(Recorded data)
((
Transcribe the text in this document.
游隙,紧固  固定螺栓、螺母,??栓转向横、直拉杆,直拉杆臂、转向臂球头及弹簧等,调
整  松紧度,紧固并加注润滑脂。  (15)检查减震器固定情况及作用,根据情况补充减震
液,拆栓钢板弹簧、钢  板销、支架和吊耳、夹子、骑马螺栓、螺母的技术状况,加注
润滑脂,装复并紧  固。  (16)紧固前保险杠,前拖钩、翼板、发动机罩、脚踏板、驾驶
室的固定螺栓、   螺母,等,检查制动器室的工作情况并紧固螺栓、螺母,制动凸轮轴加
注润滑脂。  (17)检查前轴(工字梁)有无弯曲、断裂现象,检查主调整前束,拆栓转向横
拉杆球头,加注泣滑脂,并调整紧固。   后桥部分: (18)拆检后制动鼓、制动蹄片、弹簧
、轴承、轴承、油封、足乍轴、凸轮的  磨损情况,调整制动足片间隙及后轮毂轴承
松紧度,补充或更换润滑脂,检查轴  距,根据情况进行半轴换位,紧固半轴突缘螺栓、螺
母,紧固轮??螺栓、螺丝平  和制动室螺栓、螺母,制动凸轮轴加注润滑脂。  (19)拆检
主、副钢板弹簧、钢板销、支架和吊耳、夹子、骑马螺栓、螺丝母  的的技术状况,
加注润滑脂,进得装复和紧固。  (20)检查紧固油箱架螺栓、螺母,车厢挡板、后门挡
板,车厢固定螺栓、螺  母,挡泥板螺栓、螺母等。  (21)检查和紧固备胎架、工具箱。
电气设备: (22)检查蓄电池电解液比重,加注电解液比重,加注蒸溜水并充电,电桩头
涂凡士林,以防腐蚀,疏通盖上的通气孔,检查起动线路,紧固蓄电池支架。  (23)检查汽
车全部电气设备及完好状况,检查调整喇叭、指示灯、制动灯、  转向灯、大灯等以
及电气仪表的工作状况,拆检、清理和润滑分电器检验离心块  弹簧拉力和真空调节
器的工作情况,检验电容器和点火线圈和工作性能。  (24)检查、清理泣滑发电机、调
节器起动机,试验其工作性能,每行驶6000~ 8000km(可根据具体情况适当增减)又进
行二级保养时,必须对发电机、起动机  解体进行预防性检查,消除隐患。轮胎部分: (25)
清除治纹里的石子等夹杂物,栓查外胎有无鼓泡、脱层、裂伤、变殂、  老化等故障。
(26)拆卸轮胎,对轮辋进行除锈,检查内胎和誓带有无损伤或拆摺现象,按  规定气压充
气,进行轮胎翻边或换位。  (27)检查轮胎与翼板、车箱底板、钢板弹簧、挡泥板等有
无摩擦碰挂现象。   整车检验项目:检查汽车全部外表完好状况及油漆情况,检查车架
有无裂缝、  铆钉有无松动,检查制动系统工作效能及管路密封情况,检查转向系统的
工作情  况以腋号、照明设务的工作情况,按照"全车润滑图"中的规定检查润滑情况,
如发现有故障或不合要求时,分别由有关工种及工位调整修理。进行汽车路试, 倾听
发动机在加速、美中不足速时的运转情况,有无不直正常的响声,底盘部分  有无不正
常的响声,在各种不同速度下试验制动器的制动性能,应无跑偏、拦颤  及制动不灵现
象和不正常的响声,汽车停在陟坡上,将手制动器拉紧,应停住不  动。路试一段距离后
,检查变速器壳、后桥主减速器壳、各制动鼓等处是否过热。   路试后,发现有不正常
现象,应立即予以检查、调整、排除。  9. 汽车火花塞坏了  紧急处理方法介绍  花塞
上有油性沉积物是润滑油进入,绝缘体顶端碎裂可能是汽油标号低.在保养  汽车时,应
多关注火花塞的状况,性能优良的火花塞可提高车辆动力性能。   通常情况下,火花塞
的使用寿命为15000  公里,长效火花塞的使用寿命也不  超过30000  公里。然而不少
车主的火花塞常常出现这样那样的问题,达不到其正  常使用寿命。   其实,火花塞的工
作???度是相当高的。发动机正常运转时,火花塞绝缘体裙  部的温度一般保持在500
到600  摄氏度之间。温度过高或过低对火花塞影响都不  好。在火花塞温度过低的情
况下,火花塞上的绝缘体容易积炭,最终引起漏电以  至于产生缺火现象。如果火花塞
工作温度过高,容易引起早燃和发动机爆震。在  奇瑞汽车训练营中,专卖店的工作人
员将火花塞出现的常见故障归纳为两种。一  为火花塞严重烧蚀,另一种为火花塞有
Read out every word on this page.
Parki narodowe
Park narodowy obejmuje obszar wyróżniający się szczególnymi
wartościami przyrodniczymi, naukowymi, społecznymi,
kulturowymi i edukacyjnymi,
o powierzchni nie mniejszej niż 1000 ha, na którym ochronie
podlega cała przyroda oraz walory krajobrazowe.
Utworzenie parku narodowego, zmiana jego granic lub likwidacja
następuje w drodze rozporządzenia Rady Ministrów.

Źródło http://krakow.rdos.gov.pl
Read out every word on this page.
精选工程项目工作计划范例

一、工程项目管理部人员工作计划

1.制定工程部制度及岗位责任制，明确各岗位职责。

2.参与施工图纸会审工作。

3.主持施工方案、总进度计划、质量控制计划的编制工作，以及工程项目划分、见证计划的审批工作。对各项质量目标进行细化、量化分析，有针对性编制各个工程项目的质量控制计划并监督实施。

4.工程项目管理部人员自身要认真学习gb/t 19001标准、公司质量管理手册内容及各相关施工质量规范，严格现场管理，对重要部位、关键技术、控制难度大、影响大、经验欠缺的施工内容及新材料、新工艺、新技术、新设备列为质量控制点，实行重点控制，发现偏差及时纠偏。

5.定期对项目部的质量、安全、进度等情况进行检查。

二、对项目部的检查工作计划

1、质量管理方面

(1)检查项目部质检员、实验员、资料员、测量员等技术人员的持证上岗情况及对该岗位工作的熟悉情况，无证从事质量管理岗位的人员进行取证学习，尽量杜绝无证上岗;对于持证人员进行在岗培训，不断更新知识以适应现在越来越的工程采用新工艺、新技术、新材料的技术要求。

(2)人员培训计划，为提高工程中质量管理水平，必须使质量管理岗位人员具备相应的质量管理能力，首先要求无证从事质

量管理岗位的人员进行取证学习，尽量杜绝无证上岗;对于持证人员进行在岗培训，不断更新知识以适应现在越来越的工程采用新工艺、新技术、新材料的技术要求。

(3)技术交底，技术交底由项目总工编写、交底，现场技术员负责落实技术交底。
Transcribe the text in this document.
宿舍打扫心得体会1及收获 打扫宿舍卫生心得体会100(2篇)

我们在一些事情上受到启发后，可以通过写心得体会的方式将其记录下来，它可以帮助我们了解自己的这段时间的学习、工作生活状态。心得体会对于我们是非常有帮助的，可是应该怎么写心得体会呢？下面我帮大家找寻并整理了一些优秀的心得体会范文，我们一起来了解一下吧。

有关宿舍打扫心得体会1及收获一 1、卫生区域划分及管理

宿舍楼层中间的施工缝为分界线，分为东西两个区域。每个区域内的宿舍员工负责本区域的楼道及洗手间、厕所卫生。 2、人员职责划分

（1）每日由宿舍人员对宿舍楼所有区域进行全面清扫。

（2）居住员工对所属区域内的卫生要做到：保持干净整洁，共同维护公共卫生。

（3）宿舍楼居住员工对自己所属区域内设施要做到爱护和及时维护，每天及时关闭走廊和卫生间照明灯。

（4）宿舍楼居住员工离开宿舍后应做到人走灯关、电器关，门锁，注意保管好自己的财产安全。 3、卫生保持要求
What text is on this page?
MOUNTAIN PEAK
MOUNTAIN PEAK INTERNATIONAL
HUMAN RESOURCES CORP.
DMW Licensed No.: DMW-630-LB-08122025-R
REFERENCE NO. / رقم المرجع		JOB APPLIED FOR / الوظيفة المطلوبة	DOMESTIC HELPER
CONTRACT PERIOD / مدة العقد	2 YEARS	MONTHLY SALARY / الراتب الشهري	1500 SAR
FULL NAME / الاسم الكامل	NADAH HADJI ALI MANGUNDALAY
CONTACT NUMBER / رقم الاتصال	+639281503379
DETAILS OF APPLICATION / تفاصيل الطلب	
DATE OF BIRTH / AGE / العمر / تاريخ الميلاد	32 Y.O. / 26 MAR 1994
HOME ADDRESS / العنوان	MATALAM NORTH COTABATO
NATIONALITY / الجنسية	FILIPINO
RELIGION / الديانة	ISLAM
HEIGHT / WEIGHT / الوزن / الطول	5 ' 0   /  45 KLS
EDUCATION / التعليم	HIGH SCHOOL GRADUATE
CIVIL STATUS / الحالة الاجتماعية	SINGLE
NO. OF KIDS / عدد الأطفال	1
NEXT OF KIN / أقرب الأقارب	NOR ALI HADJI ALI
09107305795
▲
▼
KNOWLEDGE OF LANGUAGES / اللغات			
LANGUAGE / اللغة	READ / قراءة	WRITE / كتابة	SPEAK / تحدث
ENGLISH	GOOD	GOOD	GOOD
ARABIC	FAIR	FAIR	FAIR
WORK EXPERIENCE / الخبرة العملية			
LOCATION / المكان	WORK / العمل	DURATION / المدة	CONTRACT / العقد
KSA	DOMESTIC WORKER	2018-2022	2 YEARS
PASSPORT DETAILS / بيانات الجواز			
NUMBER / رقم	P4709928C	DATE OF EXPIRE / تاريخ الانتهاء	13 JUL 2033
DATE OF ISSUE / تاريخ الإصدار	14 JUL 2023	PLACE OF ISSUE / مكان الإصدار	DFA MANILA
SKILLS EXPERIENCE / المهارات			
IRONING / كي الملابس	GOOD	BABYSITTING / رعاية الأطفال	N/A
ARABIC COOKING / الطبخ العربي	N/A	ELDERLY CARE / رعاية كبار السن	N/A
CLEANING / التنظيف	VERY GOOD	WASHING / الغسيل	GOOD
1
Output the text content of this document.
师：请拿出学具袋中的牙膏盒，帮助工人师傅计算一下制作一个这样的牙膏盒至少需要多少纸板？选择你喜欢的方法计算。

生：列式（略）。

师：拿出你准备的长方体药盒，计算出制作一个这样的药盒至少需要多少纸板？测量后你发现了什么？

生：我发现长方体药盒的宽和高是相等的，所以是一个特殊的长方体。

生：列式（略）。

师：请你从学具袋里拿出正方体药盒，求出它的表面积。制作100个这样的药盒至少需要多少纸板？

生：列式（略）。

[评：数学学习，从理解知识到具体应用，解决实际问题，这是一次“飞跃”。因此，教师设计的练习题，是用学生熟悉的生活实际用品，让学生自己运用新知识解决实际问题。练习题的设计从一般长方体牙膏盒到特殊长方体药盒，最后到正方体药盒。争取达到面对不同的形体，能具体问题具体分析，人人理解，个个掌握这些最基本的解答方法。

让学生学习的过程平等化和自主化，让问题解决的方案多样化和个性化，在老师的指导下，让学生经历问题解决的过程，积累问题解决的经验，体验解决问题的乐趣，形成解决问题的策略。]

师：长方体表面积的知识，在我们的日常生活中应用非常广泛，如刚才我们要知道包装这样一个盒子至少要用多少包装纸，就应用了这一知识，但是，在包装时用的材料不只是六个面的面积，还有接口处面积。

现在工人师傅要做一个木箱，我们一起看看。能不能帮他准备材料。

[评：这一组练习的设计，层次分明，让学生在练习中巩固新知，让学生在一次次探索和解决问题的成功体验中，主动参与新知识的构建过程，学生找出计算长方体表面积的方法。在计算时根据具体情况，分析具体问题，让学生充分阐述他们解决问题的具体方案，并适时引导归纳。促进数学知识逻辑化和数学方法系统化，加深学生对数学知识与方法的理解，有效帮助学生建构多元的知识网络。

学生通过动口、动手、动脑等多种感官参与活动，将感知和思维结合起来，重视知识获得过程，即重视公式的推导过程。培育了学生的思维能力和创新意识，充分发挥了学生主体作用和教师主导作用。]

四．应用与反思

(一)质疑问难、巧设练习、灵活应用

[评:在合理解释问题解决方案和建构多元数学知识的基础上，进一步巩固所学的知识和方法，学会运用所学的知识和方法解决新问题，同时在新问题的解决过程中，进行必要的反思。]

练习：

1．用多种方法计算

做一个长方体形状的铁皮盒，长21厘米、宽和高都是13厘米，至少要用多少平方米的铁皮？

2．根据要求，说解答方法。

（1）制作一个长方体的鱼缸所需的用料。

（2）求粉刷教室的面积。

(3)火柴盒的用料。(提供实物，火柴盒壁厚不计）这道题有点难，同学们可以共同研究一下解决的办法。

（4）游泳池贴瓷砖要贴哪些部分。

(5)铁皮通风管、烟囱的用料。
))
▶ **BRIEF**: Lines from the records above that hold "رعاية" are the ones to list.

▶ **RESPONSE**:
IRONING / كي الملابس	GOOD	BABYSITTING / رعاية الأطفال	N/A
ARABIC COOKING / الطبخ العربي	N/A	ELDERLY CARE / رعاية كبار السن	N/A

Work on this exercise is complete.